## Required task
Please retype the records below exactly, leaving out any pictures.
((
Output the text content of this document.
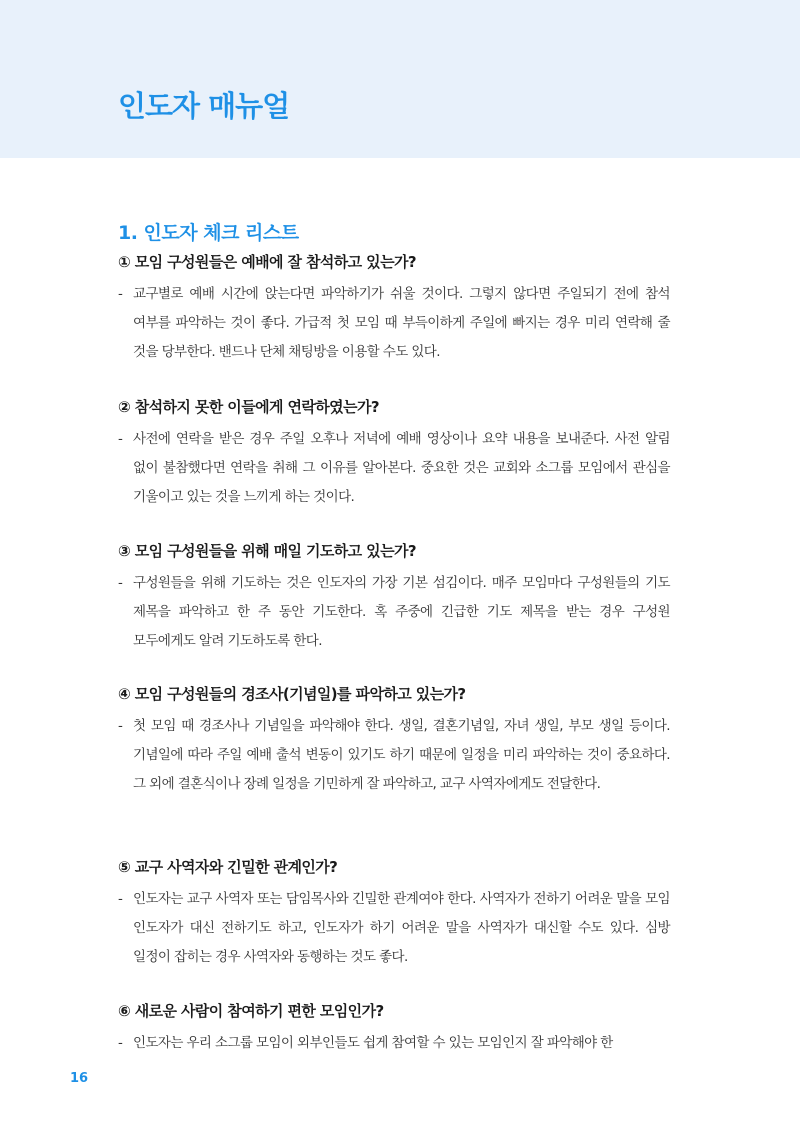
인도자 매뉴얼
1. 인도자 체크 리스트
① 모임 구성원들은 예배에 잘 참석하고 있는가?
- 교구별로 예배 시간에 앉는다면 파악하기가 쉬울 것이다. 그렇지 않다면 주일되기 전에 참석 여부를 파악하는 것이 좋다. 가급적 첫 모임 때 부득이하게 주일에 빠지는 경우 미리 연락해 줄 것을 당부한다. 밴드나 단체 채팅방을 이용할 수도 있다.
② 참석하지 못한 이들에게 연락하였는가?
- 사전에 연락을 받은 경우 주일 오후나 저녁에 예배 영상이나 요약 내용을 보내준다. 사전 알림 없이 불참했다면 연락을 취해 그 이유를 알아본다. 중요한 것은 교회와 소그룹 모임에서 관심을 기울이고 있는 것을 느끼게 하는 것이다.
③ 모임 구성원들을 위해 매일 기도하고 있는가?
- 구성원들을 위해 기도하는 것은 인도자의 가장 기본 섬김이다. 매주 모임마다 구성원들의 기도 제목을 파악하고 한 주 동안 기도한다. 혹 주중에 긴급한 기도 제목을 받는 경우 구성원 모두에게도 알려 기도하도록 한다.
④ 모임 구성원들의 경조사(기념일)를 파악하고 있는가?
- 첫 모임 때 경조사나 기념일을 파악해야 한다. 생일, 결혼기념일, 자녀 생일, 부모 생일 등이다. 기념일에 따라 주일 예배 출석 변동이 있기도 하기 때문에 일정을 미리 파악하는 것이 중요하다. 그 외에 결혼식이나 장례 일정을 기민하게 잘 파악하고, 교구 사역자에게도 전달한다.
⑤ 교구 사역자와 긴밀한 관계인가?
- 인도자는 교구 사역자 또는 담임목사와 긴밀한 관계여야 한다. 사역자가 전하기 어려운 말을 모임 인도자가 대신 전하기도 하고, 인도자가 하기 어려운 말을 사역자가 대신할 수도 있다. 심방 일정이 잡히는 경우 사역자와 동행하는 것도 좋다.
⑥ 새로운 사람이 참여하기 편한 모임인가?
- 인도자는 우리 소그룹 모임이 외부인들도 쉽게 참여할 수 있는 모임인지 잘 파악해야 한
16
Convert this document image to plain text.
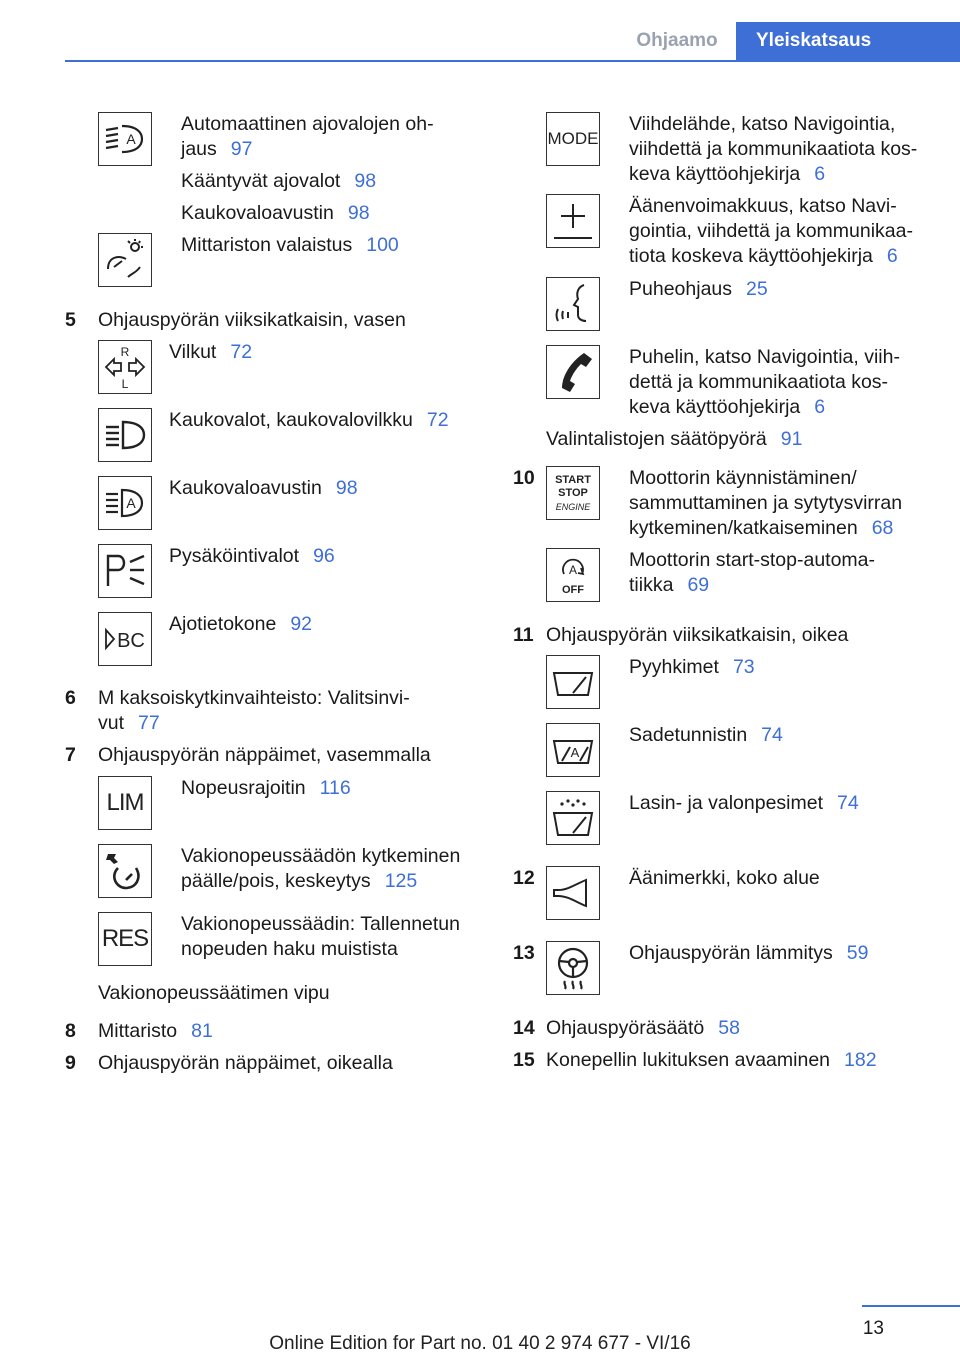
Ohjaamo	Yleiskatsaus
A
Automaattinen ajovalojen oh-
jaus 97
Kääntyvät ajovalot 98
Kaukovaloavustin 98
Mittariston valaistus 100
5 Ohjauspyörän viiksikatkaisin, vasen
R
L
Vilkut 72
Kaukovalot, kaukovalovilkku 72
A
Kaukovaloavustin 98
Pysäköintivalot 96
BC
Ajotietokone 92
6 M kaksoiskytkinvaihteisto: Valitsinvi-
vut 77
7 Ohjauspyörän näppäimet, vasemmalla
LIM
Nopeusrajoitin 116
Vakionopeussäädön kytkeminen
päälle/pois, keskeytys 125
RES
Vakionopeussäädin: Tallennetun
nopeuden haku muistista
Vakionopeussäätimen vipu
8 Mittaristo 81
9 Ohjauspyörän näppäimet, oikealla
MODE
Viihdelähde, katso Navigointia,
viihdettä ja kommunikaatiota kos-
keva käyttöohjekirja 6
Äänenvoimakkuus, katso Navi-
gointia, viihdettä ja kommunikaa-
tiota koskeva käyttöohjekirja 6
Puheohjaus 25
Puhelin, katso Navigointia, viih-
dettä ja kommunikaatiota kos-
keva käyttöohjekirja 6
Valintalistojen säätöpyörä 91
10 START
STOP
ENGINE
Moottorin käynnistäminen/
sammuttaminen ja sytytysvirran
kytkeminen/katkaiseminen 68
A
OFF
Moottorin start-stop-automa-
tiikka 69
11 Ohjauspyörän viiksikatkaisin, oikea
Pyyhkimet 73
A
Sadetunnistin 74
Lasin- ja valonpesimet 74
12	Äänimerkki, koko alue
13	Ohjauspyörän lämmitys 59
14 Ohjauspyöräsäätö 58
15 Konepellin lukituksen avaaminen 182
13
Online Edition for Part no. 01 40 2 974 677 - VI/16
))
## Answer below
Output the text content of this document.
인도자 매뉴얼
1. 인도자 체크 리스트
① 모임 구성원들은 예배에 잘 참석하고 있는가?
- 교구별로 예배 시간에 앉는다면 파악하기가 쉬울 것이다. 그렇지 않다면 주일되기 전에 참석 여부를 파악하는 것이 좋다. 가급적 첫 모임 때 부득이하게 주일에 빠지는 경우 미리 연락해 줄 것을 당부한다. 밴드나 단체 채팅방을 이용할 수도 있다.
② 참석하지 못한 이들에게 연락하였는가?
- 사전에 연락을 받은 경우 주일 오후나 저녁에 예배 영상이나 요약 내용을 보내준다. 사전 알림 없이 불참했다면 연락을 취해 그 이유를 알아본다. 중요한 것은 교회와 소그룹 모임에서 관심을 기울이고 있는 것을 느끼게 하는 것이다.
③ 모임 구성원들을 위해 매일 기도하고 있는가?
- 구성원들을 위해 기도하는 것은 인도자의 가장 기본 섬김이다. 매주 모임마다 구성원들의 기도 제목을 파악하고 한 주 동안 기도한다. 혹 주중에 긴급한 기도 제목을 받는 경우 구성원 모두에게도 알려 기도하도록 한다.
④ 모임 구성원들의 경조사(기념일)를 파악하고 있는가?
- 첫 모임 때 경조사나 기념일을 파악해야 한다. 생일, 결혼기념일, 자녀 생일, 부모 생일 등이다. 기념일에 따라 주일 예배 출석 변동이 있기도 하기 때문에 일정을 미리 파악하는 것이 중요하다. 그 외에 결혼식이나 장례 일정을 기민하게 잘 파악하고, 교구 사역자에게도 전달한다.
⑤ 교구 사역자와 긴밀한 관계인가?
- 인도자는 교구 사역자 또는 담임목사와 긴밀한 관계여야 한다. 사역자가 전하기 어려운 말을 모임 인도자가 대신 전하기도 하고, 인도자가 하기 어려운 말을 사역자가 대신할 수도 있다. 심방 일정이 잡히는 경우 사역자와 동행하는 것도 좋다.
⑥ 새로운 사람이 참여하기 편한 모임인가?
- 인도자는 우리 소그룹 모임이 외부인들도 쉽게 참여할 수 있는 모임인지 잘 파악해야 한
16
Convert this document image to plain text.
Ohjaamo	Yleiskatsaus
A
Automaattinen ajovalojen oh-
jaus 97
Kääntyvät ajovalot 98
Kaukovaloavustin 98
Mittariston valaistus 100
5 Ohjauspyörän viiksikatkaisin, vasen
R
L
Vilkut 72
Kaukovalot, kaukovalovilkku 72
A
Kaukovaloavustin 98
Pysäköintivalot 96
BC
Ajotietokone 92
6 M kaksoiskytkinvaihteisto: Valitsinvi-
vut 77
7 Ohjauspyörän näppäimet, vasemmalla
LIM
Nopeusrajoitin 116
Vakionopeussäädön kytkeminen
päälle/pois, keskeytys 125
RES
Vakionopeussäädin: Tallennetun
nopeuden haku muistista
Vakionopeussäätimen vipu
8 Mittaristo 81
9 Ohjauspyörän näppäimet, oikealla
MODE
Viihdelähde, katso Navigointia,
viihdettä ja kommunikaatiota kos-
keva käyttöohjekirja 6
Äänenvoimakkuus, katso Navi-
gointia, viihdettä ja kommunikaa-
tiota koskeva käyttöohjekirja 6
Puheohjaus 25
Puhelin, katso Navigointia, viih-
dettä ja kommunikaatiota kos-
keva käyttöohjekirja 6
Valintalistojen säätöpyörä 91
10 START
STOP
ENGINE
Moottorin käynnistäminen/
sammuttaminen ja sytytysvirran
kytkeminen/katkaiseminen 68
A
OFF
Moottorin start-stop-automa-
tiikka 69
11 Ohjauspyörän viiksikatkaisin, oikea
Pyyhkimet 73
A
Sadetunnistin 74
Lasin- ja valonpesimet 74
12	Äänimerkki, koko alue
13	Ohjauspyörän lämmitys 59
14 Ohjauspyöräsäätö 58
15 Konepellin lukituksen avaaminen 182
13
Online Edition for Part no. 01 40 2 974 677 - VI/16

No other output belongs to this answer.